** Task to carry out **
Determine the number of lines that contain the word "иным", then state that number and nothing more.

Data entries
►

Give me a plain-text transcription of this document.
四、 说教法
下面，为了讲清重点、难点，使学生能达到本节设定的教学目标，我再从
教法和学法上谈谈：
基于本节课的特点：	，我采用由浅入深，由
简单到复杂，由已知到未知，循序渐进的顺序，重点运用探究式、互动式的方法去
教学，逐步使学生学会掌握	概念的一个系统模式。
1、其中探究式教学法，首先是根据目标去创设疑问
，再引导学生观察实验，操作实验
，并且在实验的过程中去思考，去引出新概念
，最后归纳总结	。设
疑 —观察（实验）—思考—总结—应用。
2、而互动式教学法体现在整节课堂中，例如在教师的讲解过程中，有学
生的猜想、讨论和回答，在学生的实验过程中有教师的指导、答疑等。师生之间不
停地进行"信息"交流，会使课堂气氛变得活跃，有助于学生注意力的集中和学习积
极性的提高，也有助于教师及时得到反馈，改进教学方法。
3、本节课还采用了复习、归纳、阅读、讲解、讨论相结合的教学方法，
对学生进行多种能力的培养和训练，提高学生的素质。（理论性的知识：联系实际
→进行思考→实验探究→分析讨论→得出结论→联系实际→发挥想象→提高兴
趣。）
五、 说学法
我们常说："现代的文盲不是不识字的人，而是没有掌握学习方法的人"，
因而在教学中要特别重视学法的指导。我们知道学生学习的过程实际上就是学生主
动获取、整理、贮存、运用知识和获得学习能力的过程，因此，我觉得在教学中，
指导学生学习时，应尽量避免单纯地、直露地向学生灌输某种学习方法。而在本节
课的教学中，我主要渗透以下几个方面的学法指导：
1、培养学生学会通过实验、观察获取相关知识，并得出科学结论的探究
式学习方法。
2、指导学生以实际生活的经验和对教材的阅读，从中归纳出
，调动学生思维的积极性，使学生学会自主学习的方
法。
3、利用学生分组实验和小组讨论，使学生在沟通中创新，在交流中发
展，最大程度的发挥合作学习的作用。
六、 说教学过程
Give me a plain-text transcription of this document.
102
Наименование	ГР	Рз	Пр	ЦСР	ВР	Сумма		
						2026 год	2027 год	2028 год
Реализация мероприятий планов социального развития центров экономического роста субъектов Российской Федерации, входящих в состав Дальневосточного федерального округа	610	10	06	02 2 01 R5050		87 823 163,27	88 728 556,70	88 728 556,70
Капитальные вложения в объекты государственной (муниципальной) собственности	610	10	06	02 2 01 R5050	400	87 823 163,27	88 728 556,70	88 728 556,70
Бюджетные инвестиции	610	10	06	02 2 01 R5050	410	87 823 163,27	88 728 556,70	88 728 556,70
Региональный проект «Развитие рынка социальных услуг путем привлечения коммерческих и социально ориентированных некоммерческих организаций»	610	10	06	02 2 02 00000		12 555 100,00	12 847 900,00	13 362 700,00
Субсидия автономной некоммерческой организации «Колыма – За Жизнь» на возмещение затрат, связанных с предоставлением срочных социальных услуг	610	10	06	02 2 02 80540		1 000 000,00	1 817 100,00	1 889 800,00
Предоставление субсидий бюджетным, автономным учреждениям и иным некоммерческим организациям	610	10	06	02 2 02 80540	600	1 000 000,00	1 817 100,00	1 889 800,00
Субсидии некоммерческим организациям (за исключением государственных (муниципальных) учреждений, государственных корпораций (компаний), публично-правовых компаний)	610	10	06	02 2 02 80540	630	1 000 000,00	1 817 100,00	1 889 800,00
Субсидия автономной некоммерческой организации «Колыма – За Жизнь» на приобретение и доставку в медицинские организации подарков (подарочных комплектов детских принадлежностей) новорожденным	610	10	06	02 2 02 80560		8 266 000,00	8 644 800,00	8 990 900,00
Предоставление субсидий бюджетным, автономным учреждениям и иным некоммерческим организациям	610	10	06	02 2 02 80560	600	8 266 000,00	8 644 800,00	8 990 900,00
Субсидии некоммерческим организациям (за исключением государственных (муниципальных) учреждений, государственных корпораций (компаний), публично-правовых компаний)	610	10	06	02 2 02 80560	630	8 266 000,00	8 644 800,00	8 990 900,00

◄

** Solution to this exercise **
2